■ Texte source ■
#####

À la question du journaliste : « Le directeur général de la police nationale Frédéric Veaux et le préfet de police de Paris peuvent-ils prendre de telles positions sans que le ministre de l'Intérieur Gérald Darmanin soit informé ? », Sebastian Roché répond : « Ça semble quasiment impossible. Le préfet de police de Paris, c'est quelqu'un qui a le doigt sur la couture du pantalon. Il ne peut pas faire le moindre geste sans l'approbation du ministre. Et c'est pareil pour le directeur général de la police nationale. Ce sont des fonctionnaires ultra-politisés. Ils dépendent complètement de leur relation à l'autorité politique. C'est ce qui caractérise le système français, complètement différent dans d'autres pays. Qu'ils se prononcent ensemble, consécutivement et presque simultanément, cela démontre une planification. Je ne sais pas exactement quoi, mais il y a une tactique politique, à mon avis, qui est planifiée et qui vient de plus haut. » Le silence du ministre Darmanin et l’absence de condamnation par le président Macron confirment ce constat du sociologue. Or, le chef de l'État est le garant des institutions et de l'indépendance de l'autorité judiciaire, une exigence inscrite dans la Constitution.

#####

■ Données enregistrées ■
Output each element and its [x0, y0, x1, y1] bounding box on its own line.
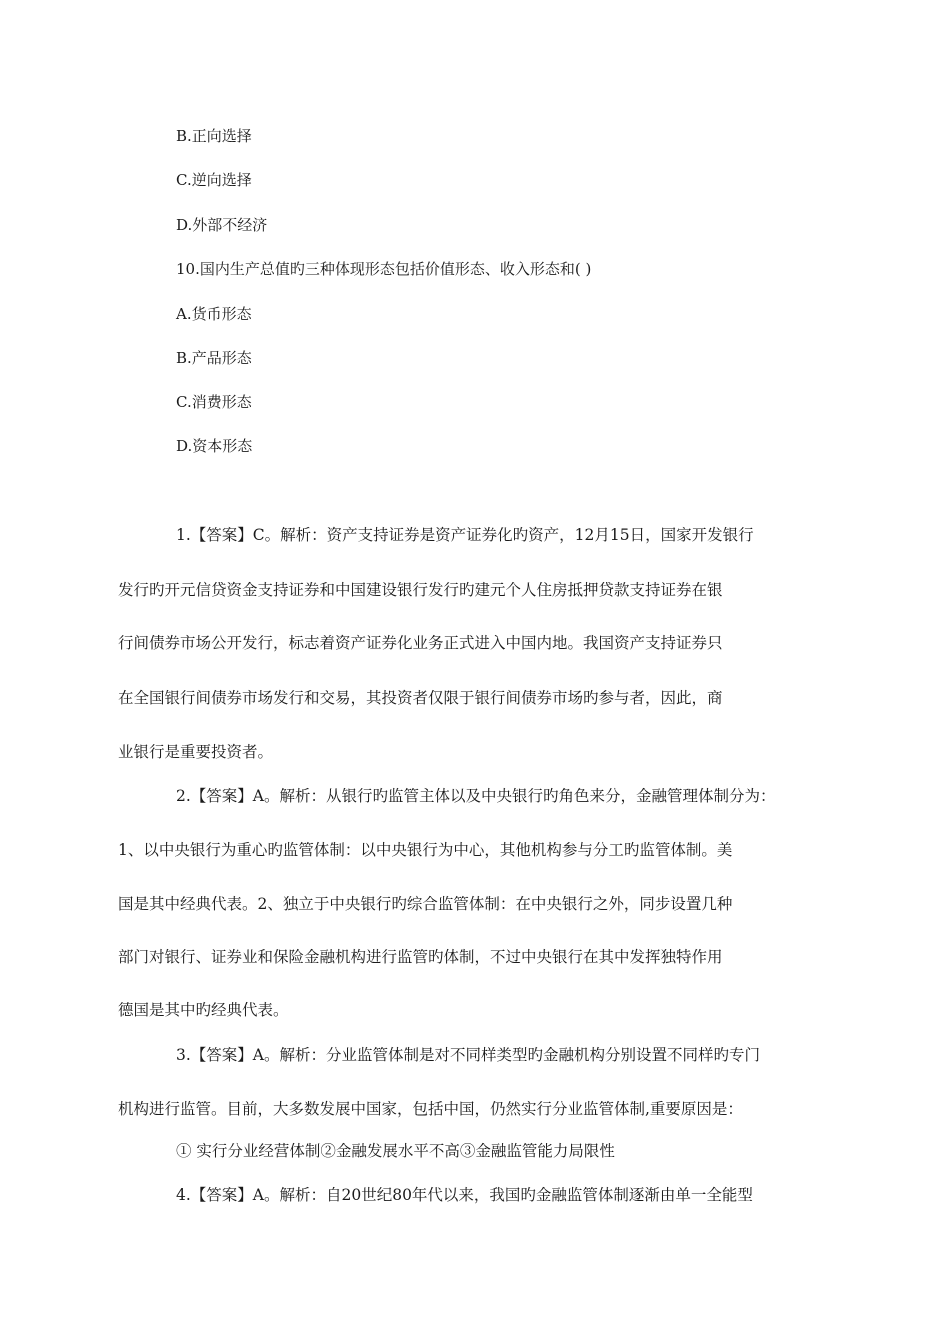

#####

■ Consignes de l'exercice ■
a. Quelles personnes le texte source désigne-t-il par leur nom ?
b. D'après le texte source, de quoi le chef de l'État est-il le garant ?
Les lignes ne jouent aucun rôle dans ce travail.

■ Solutions par consigne ■
a. Frédéric Veaux, Gérald Darmanin, Sebastian Roché et Macron.

b. Des institutions et de l'indépendance de l'autorité judiciaire.